▶ _The data_:
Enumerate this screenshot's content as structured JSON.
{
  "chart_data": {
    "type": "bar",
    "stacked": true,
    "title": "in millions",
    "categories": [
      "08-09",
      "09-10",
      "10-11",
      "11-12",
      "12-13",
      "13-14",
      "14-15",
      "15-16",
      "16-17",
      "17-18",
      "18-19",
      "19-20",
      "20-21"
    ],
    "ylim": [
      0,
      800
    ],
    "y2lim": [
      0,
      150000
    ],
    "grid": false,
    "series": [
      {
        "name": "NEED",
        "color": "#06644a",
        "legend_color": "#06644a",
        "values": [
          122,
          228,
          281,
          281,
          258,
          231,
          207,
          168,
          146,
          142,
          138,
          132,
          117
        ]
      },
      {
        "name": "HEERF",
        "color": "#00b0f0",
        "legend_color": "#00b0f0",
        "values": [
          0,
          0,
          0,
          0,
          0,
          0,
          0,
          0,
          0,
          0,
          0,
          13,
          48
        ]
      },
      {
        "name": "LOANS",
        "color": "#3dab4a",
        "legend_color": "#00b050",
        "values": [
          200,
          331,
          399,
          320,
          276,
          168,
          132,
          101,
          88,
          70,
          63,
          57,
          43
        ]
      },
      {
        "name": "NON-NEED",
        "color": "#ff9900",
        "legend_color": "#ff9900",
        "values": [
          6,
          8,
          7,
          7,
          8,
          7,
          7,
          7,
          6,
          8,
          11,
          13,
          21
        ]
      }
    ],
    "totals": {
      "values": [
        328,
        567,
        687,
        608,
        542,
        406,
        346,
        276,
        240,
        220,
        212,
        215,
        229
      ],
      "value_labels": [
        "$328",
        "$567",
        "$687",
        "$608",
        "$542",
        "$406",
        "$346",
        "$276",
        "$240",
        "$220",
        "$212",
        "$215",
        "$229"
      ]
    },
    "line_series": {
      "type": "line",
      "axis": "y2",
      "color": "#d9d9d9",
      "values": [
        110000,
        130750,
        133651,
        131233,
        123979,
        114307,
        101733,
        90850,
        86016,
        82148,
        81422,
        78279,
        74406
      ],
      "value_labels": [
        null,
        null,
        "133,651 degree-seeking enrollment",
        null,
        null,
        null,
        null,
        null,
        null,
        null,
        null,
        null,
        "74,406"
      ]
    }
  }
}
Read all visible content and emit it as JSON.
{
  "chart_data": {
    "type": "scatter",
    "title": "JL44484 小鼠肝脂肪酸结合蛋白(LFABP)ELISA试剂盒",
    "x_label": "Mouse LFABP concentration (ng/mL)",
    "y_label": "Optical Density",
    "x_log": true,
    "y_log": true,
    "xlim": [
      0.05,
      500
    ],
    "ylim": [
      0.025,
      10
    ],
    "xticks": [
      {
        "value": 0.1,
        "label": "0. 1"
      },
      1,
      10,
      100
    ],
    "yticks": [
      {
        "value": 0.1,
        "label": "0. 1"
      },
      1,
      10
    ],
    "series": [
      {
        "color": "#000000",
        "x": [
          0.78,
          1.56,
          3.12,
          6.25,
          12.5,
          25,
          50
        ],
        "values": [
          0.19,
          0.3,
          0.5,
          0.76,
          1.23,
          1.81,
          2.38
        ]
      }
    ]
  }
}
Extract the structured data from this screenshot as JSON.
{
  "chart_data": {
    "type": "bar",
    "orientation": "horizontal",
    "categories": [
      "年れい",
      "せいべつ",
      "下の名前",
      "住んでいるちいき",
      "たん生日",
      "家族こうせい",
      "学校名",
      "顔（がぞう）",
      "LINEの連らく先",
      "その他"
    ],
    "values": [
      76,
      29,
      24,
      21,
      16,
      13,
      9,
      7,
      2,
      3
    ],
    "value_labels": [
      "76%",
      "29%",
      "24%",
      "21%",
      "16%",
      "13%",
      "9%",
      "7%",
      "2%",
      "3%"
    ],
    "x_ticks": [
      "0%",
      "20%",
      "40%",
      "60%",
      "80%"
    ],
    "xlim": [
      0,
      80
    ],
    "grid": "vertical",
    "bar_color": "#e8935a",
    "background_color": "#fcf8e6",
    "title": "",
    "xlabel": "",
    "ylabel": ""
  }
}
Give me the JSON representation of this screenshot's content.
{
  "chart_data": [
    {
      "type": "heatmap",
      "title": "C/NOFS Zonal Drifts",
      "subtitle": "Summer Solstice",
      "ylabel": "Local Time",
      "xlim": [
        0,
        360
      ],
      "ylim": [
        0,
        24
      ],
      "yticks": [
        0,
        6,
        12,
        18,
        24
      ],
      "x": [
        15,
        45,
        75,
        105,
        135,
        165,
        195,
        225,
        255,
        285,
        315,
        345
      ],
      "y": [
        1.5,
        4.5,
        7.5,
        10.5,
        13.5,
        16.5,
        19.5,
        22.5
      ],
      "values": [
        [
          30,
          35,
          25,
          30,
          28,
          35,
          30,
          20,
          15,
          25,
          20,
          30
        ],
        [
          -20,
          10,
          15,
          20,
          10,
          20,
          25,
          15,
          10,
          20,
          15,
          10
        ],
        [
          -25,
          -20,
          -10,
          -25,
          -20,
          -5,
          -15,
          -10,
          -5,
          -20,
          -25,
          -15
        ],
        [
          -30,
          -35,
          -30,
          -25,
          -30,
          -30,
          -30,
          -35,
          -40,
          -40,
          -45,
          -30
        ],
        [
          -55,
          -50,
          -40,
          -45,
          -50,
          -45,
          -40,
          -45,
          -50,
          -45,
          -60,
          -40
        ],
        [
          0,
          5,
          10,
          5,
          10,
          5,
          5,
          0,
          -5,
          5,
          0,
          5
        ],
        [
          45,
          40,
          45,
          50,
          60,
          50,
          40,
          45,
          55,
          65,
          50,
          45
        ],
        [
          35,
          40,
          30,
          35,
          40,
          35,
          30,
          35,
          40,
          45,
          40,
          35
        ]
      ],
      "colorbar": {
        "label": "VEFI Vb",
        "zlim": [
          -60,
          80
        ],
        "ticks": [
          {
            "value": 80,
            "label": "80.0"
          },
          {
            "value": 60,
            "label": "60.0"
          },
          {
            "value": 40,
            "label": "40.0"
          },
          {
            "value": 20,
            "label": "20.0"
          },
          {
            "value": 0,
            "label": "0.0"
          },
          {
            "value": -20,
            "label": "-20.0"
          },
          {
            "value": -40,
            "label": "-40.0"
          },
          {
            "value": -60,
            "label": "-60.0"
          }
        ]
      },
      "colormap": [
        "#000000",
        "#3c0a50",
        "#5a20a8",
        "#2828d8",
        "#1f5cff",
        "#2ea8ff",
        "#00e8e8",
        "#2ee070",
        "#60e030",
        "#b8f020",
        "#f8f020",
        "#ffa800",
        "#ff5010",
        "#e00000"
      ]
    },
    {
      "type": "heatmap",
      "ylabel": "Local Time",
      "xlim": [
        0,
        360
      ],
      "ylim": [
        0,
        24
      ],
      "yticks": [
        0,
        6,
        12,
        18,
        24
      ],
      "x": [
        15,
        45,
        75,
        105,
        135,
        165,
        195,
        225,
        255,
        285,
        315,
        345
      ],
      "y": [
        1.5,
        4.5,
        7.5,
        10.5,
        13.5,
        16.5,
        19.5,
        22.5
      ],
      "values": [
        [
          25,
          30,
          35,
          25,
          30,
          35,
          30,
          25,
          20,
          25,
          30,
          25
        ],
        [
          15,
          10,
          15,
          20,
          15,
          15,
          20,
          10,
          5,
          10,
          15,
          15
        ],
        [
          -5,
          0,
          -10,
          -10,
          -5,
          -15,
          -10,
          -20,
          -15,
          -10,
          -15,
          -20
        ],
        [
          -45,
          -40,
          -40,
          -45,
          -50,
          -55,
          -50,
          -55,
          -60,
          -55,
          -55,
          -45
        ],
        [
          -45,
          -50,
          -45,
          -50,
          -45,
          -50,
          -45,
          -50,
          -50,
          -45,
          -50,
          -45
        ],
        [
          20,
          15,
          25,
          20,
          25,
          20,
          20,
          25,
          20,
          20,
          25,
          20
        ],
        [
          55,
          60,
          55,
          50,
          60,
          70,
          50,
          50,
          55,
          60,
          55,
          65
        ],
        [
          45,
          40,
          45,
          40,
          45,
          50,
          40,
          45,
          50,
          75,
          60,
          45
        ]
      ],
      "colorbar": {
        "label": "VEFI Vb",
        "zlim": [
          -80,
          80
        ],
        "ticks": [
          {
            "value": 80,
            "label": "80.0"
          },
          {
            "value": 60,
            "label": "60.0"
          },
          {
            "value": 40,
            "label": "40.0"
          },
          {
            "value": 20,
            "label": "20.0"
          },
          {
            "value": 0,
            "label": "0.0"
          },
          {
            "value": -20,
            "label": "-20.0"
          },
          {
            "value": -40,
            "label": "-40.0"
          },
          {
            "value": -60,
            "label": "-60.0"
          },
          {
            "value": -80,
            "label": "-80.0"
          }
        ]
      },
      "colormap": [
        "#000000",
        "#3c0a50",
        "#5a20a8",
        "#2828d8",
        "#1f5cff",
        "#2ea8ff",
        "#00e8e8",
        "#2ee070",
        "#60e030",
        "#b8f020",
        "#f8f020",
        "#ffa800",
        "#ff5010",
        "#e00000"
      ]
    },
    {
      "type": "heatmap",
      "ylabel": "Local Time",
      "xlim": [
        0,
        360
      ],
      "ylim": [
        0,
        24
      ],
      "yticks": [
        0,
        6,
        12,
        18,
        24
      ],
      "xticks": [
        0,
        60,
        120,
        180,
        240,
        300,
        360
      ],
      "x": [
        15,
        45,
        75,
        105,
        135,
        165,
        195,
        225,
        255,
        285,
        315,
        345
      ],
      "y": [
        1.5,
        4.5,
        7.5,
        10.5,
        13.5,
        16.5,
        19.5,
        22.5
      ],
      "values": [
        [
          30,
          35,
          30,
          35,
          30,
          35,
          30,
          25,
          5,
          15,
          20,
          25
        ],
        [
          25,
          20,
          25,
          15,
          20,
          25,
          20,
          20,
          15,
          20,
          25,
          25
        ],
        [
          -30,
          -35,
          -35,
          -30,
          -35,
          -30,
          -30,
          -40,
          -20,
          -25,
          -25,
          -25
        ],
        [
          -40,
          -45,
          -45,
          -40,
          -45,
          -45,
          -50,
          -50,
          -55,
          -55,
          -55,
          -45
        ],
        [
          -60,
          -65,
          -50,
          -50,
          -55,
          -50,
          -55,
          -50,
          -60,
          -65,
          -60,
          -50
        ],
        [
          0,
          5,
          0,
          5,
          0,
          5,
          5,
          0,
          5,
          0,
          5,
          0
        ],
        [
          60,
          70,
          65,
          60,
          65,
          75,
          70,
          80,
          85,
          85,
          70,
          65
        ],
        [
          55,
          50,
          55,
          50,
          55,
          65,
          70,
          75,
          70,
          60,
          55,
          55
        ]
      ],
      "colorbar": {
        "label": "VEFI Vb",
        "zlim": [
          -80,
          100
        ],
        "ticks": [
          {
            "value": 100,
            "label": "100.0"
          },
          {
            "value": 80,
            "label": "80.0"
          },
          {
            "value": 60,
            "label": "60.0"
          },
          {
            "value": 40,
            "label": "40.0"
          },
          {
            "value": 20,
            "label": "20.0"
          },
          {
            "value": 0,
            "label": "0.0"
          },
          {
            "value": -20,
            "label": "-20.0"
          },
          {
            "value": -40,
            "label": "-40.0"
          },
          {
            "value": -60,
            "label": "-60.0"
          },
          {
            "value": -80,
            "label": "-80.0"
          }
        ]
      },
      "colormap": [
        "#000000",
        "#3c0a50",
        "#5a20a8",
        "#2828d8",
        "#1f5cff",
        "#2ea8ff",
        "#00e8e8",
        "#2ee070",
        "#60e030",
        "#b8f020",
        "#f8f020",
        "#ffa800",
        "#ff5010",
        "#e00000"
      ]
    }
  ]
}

▶ _Aim of the task_: From the listing above, return each line with the word "JSON".

▶ _Complete answer_:
Enumerate this screenshot's content as structured JSON.
Read all visible content and emit it as JSON.
Extract the structured data from this screenshot as JSON.
Give me the JSON representation of this screenshot's content.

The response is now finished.